Starting at the first of the entries and ending at the line that contains "y-axis-label: Testing accuracy", change every "screenshot" to "image" and give those lines again, otherwise unchanged.

# # # #

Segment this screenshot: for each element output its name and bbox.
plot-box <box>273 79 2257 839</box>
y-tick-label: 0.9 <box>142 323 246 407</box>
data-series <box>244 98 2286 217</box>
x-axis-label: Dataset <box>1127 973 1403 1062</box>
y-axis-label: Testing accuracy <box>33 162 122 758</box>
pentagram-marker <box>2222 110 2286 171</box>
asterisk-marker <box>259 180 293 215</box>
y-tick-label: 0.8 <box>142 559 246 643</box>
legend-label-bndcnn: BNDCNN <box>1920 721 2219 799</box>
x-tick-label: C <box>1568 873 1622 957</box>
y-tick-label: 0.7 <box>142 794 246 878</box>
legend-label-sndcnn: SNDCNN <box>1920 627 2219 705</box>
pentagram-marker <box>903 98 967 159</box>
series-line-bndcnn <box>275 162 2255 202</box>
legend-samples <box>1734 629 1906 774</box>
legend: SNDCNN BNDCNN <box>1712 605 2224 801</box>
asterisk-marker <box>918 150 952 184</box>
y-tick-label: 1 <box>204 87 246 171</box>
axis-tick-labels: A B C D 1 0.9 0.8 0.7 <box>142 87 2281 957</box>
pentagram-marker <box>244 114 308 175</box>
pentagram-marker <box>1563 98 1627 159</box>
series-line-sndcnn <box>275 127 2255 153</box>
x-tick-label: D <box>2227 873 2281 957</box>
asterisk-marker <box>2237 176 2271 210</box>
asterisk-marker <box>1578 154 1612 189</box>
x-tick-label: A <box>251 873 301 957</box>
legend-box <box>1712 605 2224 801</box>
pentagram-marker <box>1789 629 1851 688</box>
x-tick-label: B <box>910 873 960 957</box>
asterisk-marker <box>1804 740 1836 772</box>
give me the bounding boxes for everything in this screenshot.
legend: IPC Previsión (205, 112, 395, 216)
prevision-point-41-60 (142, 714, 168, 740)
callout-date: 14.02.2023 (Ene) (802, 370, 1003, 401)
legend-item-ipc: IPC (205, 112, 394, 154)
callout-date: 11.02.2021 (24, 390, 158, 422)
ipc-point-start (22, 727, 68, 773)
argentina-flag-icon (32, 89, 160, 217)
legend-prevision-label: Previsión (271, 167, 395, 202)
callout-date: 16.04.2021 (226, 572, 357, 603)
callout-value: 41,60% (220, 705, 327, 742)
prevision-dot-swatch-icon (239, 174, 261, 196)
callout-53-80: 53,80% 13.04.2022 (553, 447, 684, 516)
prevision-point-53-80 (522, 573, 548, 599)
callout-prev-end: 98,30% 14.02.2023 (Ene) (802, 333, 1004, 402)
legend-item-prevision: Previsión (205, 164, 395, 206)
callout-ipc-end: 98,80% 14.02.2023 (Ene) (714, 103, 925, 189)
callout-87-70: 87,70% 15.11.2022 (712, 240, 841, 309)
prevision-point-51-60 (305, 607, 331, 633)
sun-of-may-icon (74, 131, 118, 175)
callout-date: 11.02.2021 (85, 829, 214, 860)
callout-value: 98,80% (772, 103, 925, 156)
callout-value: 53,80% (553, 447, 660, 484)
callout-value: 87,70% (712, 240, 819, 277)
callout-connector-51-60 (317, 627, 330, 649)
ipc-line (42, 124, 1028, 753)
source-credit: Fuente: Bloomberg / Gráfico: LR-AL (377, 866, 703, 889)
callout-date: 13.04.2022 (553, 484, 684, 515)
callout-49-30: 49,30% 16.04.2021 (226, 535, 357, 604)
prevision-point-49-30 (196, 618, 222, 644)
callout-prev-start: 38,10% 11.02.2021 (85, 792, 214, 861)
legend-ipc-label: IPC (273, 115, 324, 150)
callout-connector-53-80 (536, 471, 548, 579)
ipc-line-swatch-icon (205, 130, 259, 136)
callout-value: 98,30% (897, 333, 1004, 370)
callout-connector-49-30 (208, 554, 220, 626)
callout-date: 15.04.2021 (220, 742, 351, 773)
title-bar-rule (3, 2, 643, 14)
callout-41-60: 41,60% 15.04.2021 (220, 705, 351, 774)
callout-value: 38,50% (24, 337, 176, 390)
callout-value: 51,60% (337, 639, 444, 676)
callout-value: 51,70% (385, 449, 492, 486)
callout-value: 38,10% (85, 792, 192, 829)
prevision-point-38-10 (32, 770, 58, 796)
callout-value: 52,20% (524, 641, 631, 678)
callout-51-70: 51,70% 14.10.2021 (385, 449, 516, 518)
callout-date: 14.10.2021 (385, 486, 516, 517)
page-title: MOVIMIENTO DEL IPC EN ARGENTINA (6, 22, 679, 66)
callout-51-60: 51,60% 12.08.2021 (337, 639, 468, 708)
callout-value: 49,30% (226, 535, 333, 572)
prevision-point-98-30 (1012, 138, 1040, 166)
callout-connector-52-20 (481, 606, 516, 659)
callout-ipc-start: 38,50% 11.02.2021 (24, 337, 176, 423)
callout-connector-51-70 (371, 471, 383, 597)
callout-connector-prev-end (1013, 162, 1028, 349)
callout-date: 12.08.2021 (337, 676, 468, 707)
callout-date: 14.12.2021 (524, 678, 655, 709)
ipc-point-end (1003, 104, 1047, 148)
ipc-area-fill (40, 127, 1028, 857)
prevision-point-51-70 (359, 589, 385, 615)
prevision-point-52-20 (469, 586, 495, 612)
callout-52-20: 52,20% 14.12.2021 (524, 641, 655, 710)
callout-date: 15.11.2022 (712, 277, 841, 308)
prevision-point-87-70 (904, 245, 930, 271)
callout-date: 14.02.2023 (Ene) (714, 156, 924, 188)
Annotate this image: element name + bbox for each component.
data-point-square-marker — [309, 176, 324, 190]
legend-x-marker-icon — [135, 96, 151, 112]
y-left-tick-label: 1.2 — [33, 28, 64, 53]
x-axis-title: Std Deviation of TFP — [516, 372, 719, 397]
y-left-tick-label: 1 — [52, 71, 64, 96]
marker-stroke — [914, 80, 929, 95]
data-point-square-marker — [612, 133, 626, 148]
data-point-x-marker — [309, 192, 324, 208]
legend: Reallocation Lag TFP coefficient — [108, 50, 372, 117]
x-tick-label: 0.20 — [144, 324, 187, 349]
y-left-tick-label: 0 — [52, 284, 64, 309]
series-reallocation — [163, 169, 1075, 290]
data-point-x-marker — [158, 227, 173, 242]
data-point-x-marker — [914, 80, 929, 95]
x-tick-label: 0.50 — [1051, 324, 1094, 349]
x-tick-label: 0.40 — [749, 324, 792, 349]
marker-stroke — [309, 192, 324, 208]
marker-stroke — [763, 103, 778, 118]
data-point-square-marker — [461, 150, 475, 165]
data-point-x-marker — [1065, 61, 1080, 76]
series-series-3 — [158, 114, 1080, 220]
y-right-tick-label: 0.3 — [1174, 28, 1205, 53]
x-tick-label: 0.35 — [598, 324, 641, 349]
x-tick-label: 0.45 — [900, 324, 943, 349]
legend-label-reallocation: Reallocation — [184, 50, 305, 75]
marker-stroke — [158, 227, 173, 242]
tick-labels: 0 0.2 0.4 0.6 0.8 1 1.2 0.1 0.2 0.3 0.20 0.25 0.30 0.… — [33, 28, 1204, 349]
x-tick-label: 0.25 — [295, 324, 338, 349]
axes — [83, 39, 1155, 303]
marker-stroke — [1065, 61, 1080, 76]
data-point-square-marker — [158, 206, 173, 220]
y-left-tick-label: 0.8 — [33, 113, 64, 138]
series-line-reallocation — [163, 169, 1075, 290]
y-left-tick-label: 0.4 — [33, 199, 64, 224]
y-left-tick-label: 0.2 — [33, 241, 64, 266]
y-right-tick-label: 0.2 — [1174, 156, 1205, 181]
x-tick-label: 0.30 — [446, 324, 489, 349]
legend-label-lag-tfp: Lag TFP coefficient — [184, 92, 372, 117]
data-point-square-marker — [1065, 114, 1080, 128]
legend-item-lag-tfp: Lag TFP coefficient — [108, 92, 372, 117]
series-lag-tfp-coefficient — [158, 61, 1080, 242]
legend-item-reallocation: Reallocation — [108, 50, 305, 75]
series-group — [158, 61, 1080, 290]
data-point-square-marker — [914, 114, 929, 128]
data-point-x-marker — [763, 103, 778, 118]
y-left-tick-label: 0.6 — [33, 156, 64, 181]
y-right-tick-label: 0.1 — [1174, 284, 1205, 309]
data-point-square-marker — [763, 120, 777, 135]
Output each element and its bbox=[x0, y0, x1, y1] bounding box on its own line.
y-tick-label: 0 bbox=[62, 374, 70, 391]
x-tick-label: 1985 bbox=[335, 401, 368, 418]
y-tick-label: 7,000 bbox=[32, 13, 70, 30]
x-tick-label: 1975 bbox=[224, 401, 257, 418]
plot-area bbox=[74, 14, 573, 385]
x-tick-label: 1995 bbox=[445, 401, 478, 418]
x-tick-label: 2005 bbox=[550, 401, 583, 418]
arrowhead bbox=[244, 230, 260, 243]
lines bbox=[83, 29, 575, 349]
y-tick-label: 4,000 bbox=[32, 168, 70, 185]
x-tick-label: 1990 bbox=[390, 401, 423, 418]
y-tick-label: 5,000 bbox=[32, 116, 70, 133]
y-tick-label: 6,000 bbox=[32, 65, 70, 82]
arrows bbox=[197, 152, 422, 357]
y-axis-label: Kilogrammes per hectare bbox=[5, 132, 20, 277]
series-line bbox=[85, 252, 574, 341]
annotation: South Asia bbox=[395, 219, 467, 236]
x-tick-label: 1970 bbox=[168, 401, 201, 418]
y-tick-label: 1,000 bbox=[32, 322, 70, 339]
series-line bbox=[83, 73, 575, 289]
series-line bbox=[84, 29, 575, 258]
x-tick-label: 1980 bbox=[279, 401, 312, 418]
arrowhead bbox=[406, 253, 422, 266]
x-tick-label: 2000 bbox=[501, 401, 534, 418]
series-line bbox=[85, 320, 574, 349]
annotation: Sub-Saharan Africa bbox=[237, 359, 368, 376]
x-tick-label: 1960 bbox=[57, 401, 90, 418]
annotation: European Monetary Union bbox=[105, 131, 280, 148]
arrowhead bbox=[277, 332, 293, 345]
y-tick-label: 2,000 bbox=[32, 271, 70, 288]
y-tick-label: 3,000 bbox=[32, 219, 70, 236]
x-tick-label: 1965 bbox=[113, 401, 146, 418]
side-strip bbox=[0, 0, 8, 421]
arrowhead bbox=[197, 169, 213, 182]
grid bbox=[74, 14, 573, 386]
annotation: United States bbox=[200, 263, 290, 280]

# # # #

**The completed task:**
Segment this image: for each element output its name and bbox.
plot-box <box>273 79 2257 839</box>
y-tick-label: 0.9 <box>142 323 246 407</box>
data-series <box>244 98 2286 217</box>
x-axis-label: Dataset <box>1127 973 1403 1062</box>
y-axis-label: Testing accuracy <box>33 162 122 758</box>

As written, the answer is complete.